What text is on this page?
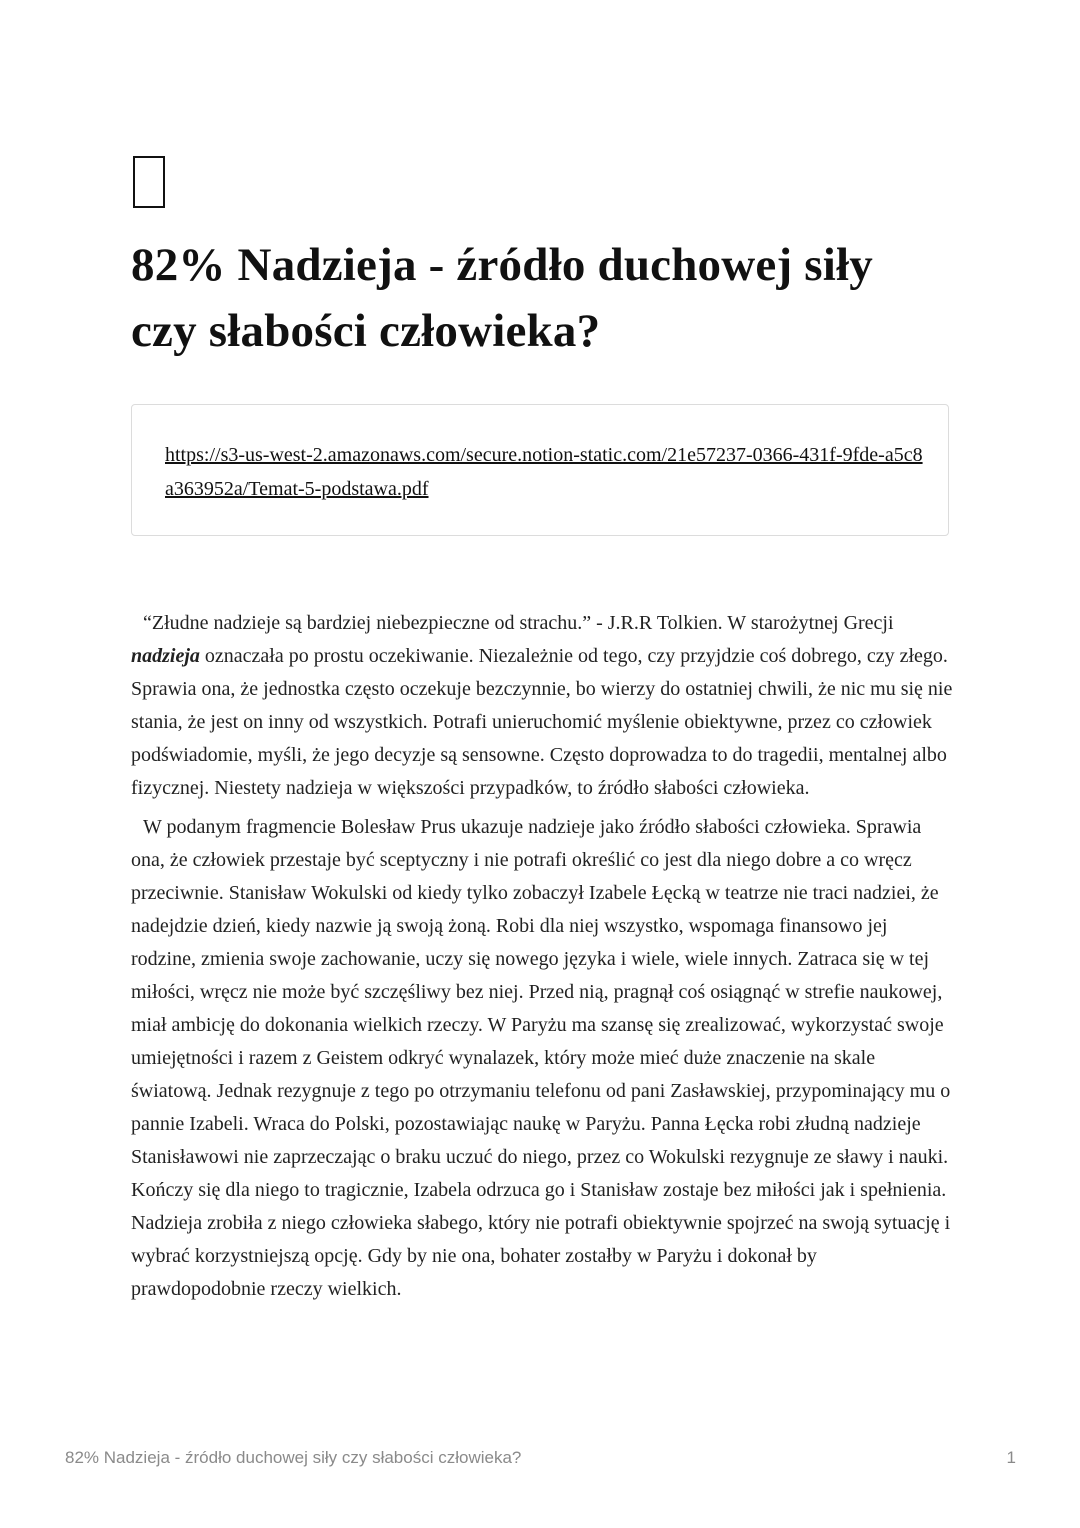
82% Nadzieja - źródło duchowej siły czy słabości człowieka?
https://s3-us-west-2.amazonaws.com/secure.notion-static.com/21e57237-0366-431f-9fde-a5c8a363952a/Temat-5-podstawa.pdf

“Złudne nadzieje są bardziej niebezpieczne od strachu.” - J.R.R Tolkien. W starożytnej Grecji nadzieja oznaczała po prostu oczekiwanie. Niezależnie od tego, czy przyjdzie coś dobrego, czy złego. Sprawia ona, że jednostka często oczekuje bezczynnie, bo wierzy do ostatniej chwili, że nic mu się nie stania, że jest on inny od wszystkich. Potrafi unieruchomić myślenie obiektywne, przez co człowiek podświadomie, myśli, że jego decyzje są sensowne. Często doprowadza to do tragedii, mentalnej albo fizycznej. Niestety nadzieja w większości przypadków, to źródło słabości człowieka.

W podanym fragmencie Bolesław Prus ukazuje nadzieje jako źródło słabości człowieka. Sprawia ona, że człowiek przestaje być sceptyczny i nie potrafi określić co jest dla niego dobre a co wręcz przeciwnie. Stanisław Wokulski od kiedy tylko zobaczył Izabele Łęcką w teatrze nie traci nadziei, że nadejdzie dzień, kiedy nazwie ją swoją żoną. Robi dla niej wszystko, wspomaga finansowo jej rodzine, zmienia swoje zachowanie, uczy się nowego języka i wiele, wiele innych. Zatraca się w tej miłości, wręcz nie może być szczęśliwy bez niej. Przed nią, pragnął coś osiągnąć w strefie naukowej, miał ambicję do dokonania wielkich rzeczy. W Paryżu ma szansę się zrealizować, wykorzystać swoje umiejętności i razem z Geistem odkryć wynalazek, który może mieć duże znaczenie na skale światową. Jednak rezygnuje z tego po otrzymaniu telefonu od pani Zasławskiej, przypominający mu o pannie Izabeli. Wraca do Polski, pozostawiając naukę w Paryżu. Panna Łęcka robi złudną nadzieje Stanisławowi nie zaprzeczając o braku uczuć do niego, przez co Wokulski rezygnuje ze sławy i nauki. Kończy się dla niego to tragicznie, Izabela odrzuca go i Stanisław zostaje bez miłości jak i spełnienia. Nadzieja zrobiła z niego człowieka słabego, który nie potrafi obiektywnie spojrzeć na swoją sytuację i wybrać korzystniejszą opcję. Gdy by nie ona, bohater zostałby w Paryżu i dokonał by prawdopodobnie rzeczy wielkich.

82% Nadzieja - źródło duchowej siły czy słabości człowieka?	1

------------------------------------------------------------

Instructions to follow — In the entries above, identify every line with the word "człowieka". Copy those lines.

Solved exercise —
82% Nadzieja - źródło duchowej siły czy słabości człowieka?
“Złudne nadzieje są bardziej niebezpieczne od strachu.” - J.R.R Tolkien. W starożytnej Grecji nadzieja oznaczała po prostu oczekiwanie. Niezależnie od tego, czy przyjdzie coś dobrego, czy złego. Sprawia ona, że jednostka często oczekuje bezczynnie, bo wierzy do ostatniej chwili, że nic mu się nie stania, że jest on inny od wszystkich. Potrafi unieruchomić myślenie obiektywne, przez co człowiek podświadomie, myśli, że jego decyzje są sensowne. Często doprowadza to do tragedii, mentalnej albo fizycznej. Niestety nadzieja w większości przypadków, to źródło słabości człowieka.
W podanym fragmencie Bolesław Prus ukazuje nadzieje jako źródło słabości człowieka. Sprawia ona, że człowiek przestaje być sceptyczny i nie potrafi określić co jest dla niego dobre a co wręcz przeciwnie. Stanisław Wokulski od kiedy tylko zobaczył Izabele Łęcką w teatrze nie traci nadziei, że nadejdzie dzień, kiedy nazwie ją swoją żoną. Robi dla niej wszystko, wspomaga finansowo jej rodzine, zmienia swoje zachowanie, uczy się nowego języka i wiele, wiele innych. Zatraca się w tej miłości, wręcz nie może być szczęśliwy bez niej. Przed nią, pragnął coś osiągnąć w strefie naukowej, miał ambicję do dokonania wielkich rzeczy. W Paryżu ma szansę się zrealizować, wykorzystać swoje umiejętności i razem z Geistem odkryć wynalazek, który może mieć duże znaczenie na skale światową. Jednak rezygnuje z tego po otrzymaniu telefonu od pani Zasławskiej, przypominający mu o pannie Izabeli. Wraca do Polski, pozostawiając naukę w Paryżu. Panna Łęcka robi złudną nadzieje Stanisławowi nie zaprzeczając o braku uczuć do niego, przez co Wokulski rezygnuje ze sławy i nauki. Kończy się dla niego to tragicznie, Izabela odrzuca go i Stanisław zostaje bez miłości jak i spełnienia. Nadzieja zrobiła z niego człowieka słabego, który nie potrafi obiektywnie spojrzeć na swoją sytuację i wybrać korzystniejszą opcję. Gdy by nie ona, bohater zostałby w Paryżu i dokonał by prawdopodobnie rzeczy wielkich.
82% Nadzieja - źródło duchowej siły czy słabości człowieka?	1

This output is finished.